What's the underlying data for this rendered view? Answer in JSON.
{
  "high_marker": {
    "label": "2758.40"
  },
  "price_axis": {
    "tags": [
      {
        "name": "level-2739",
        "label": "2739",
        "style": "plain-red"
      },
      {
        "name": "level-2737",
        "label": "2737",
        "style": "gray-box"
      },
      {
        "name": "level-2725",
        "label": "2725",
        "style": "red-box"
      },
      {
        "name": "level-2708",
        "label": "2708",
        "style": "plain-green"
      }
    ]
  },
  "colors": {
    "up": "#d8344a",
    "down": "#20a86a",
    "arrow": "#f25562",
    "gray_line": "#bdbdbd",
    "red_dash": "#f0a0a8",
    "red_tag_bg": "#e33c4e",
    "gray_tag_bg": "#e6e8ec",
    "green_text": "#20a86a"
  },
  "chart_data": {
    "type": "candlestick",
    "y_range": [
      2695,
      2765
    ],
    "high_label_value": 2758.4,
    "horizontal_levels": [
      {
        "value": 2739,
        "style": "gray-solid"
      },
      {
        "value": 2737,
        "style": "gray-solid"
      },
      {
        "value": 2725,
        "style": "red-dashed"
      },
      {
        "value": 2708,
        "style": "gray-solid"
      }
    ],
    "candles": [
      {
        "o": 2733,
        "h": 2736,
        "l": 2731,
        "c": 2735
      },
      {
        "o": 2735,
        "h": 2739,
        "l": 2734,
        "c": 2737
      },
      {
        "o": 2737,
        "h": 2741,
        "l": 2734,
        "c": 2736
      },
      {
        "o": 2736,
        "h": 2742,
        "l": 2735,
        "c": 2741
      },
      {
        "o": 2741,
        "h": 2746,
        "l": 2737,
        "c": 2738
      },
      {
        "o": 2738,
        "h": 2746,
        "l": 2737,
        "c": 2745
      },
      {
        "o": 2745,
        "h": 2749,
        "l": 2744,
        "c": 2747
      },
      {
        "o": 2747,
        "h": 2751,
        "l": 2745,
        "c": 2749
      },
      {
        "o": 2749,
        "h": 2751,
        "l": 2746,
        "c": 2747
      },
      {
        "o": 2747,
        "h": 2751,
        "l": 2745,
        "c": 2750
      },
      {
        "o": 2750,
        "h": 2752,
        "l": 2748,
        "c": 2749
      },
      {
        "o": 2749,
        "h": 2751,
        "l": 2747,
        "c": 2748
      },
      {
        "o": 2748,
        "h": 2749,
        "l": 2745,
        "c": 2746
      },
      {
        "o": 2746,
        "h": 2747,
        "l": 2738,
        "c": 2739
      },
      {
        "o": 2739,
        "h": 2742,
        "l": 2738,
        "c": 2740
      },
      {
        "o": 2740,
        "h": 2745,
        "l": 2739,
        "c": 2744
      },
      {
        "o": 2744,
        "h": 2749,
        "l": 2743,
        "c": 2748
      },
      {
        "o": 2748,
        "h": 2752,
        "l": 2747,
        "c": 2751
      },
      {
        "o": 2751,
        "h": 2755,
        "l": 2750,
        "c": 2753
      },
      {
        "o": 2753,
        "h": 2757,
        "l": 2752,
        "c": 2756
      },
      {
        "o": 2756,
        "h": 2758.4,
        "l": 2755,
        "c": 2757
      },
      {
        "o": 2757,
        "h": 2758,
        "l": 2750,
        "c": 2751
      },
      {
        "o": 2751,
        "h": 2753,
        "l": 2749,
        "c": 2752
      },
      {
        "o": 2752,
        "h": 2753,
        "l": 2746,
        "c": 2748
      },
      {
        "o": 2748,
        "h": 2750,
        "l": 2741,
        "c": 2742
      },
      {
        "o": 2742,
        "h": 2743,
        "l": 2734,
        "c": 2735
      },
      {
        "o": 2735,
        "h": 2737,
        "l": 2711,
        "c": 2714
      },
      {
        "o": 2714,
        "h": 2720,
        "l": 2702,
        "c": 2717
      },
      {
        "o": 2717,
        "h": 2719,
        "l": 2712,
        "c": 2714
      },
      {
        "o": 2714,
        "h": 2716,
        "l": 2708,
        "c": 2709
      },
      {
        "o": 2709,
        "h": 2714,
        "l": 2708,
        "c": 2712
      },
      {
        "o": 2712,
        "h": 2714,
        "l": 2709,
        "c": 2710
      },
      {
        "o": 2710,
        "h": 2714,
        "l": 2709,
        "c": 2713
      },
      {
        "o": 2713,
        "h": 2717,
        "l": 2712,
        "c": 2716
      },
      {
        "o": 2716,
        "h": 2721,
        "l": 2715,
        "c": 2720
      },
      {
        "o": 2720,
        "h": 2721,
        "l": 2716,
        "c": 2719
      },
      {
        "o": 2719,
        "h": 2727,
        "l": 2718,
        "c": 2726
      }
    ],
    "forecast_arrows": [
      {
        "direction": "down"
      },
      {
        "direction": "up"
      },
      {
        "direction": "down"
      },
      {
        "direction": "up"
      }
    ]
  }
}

★ ★ ★ ★

Recopy the entries above in their entirety, exactly.

### Complete answer
What's the underlying data for this rendered view? Answer in JSON.
{
  "high_marker": {
    "label": "2758.40"
  },
  "price_axis": {
    "tags": [
      {
        "name": "level-2739",
        "label": "2739",
        "style": "plain-red"
      },
      {
        "name": "level-2737",
        "label": "2737",
        "style": "gray-box"
      },
      {
        "name": "level-2725",
        "label": "2725",
        "style": "red-box"
      },
      {
        "name": "level-2708",
        "label": "2708",
        "style": "plain-green"
      }
    ]
  },
  "colors": {
    "up": "#d8344a",
    "down": "#20a86a",
    "arrow": "#f25562",
    "gray_line": "#bdbdbd",
    "red_dash": "#f0a0a8",
    "red_tag_bg": "#e33c4e",
    "gray_tag_bg": "#e6e8ec",
    "green_text": "#20a86a"
  },
  "chart_data": {
    "type": "candlestick",
    "y_range": [
      2695,
      2765
    ],
    "high_label_value": 2758.4,
    "horizontal_levels": [
      {
        "value": 2739,
        "style": "gray-solid"
      },
      {
        "value": 2737,
        "style": "gray-solid"
      },
      {
        "value": 2725,
        "style": "red-dashed"
      },
      {
        "value": 2708,
        "style": "gray-solid"
      }
    ],
    "candles": [
      {
        "o": 2733,
        "h": 2736,
        "l": 2731,
        "c": 2735
      },
      {
        "o": 2735,
        "h": 2739,
        "l": 2734,
        "c": 2737
      },
      {
        "o": 2737,
        "h": 2741,
        "l": 2734,
        "c": 2736
      },
      {
        "o": 2736,
        "h": 2742,
        "l": 2735,
        "c": 2741
      },
      {
        "o": 2741,
        "h": 2746,
        "l": 2737,
        "c": 2738
      },
      {
        "o": 2738,
        "h": 2746,
        "l": 2737,
        "c": 2745
      },
      {
        "o": 2745,
        "h": 2749,
        "l": 2744,
        "c": 2747
      },
      {
        "o": 2747,
        "h": 2751,
        "l": 2745,
        "c": 2749
      },
      {
        "o": 2749,
        "h": 2751,
        "l": 2746,
        "c": 2747
      },
      {
        "o": 2747,
        "h": 2751,
        "l": 2745,
        "c": 2750
      },
      {
        "o": 2750,
        "h": 2752,
        "l": 2748,
        "c": 2749
      },
      {
        "o": 2749,
        "h": 2751,
        "l": 2747,
        "c": 2748
      },
      {
        "o": 2748,
        "h": 2749,
        "l": 2745,
        "c": 2746
      },
      {
        "o": 2746,
        "h": 2747,
        "l": 2738,
        "c": 2739
      },
      {
        "o": 2739,
        "h": 2742,
        "l": 2738,
        "c": 2740
      },
      {
        "o": 2740,
        "h": 2745,
        "l": 2739,
        "c": 2744
      },
      {
        "o": 2744,
        "h": 2749,
        "l": 2743,
        "c": 2748
      },
      {
        "o": 2748,
        "h": 2752,
        "l": 2747,
        "c": 2751
      },
      {
        "o": 2751,
        "h": 2755,
        "l": 2750,
        "c": 2753
      },
      {
        "o": 2753,
        "h": 2757,
        "l": 2752,
        "c": 2756
      },
      {
        "o": 2756,
        "h": 2758.4,
        "l": 2755,
        "c": 2757
      },
      {
        "o": 2757,
        "h": 2758,
        "l": 2750,
        "c": 2751
      },
      {
        "o": 2751,
        "h": 2753,
        "l": 2749,
        "c": 2752
      },
      {
        "o": 2752,
        "h": 2753,
        "l": 2746,
        "c": 2748
      },
      {
        "o": 2748,
        "h": 2750,
        "l": 2741,
        "c": 2742
      },
      {
        "o": 2742,
        "h": 2743,
        "l": 2734,
        "c": 2735
      },
      {
        "o": 2735,
        "h": 2737,
        "l": 2711,
        "c": 2714
      },
      {
        "o": 2714,
        "h": 2720,
        "l": 2702,
        "c": 2717
      },
      {
        "o": 2717,
        "h": 2719,
        "l": 2712,
        "c": 2714
      },
      {
        "o": 2714,
        "h": 2716,
        "l": 2708,
        "c": 2709
      },
      {
        "o": 2709,
        "h": 2714,
        "l": 2708,
        "c": 2712
      },
      {
        "o": 2712,
        "h": 2714,
        "l": 2709,
        "c": 2710
      },
      {
        "o": 2710,
        "h": 2714,
        "l": 2709,
        "c": 2713
      },
      {
        "o": 2713,
        "h": 2717,
        "l": 2712,
        "c": 2716
      },
      {
        "o": 2716,
        "h": 2721,
        "l": 2715,
        "c": 2720
      },
      {
        "o": 2720,
        "h": 2721,
        "l": 2716,
        "c": 2719
      },
      {
        "o": 2719,
        "h": 2727,
        "l": 2718,
        "c": 2726
      }
    ],
    "forecast_arrows": [
      {
        "direction": "down"
      },
      {
        "direction": "up"
      },
      {
        "direction": "down"
      },
      {
        "direction": "up"
      }
    ]
  }
}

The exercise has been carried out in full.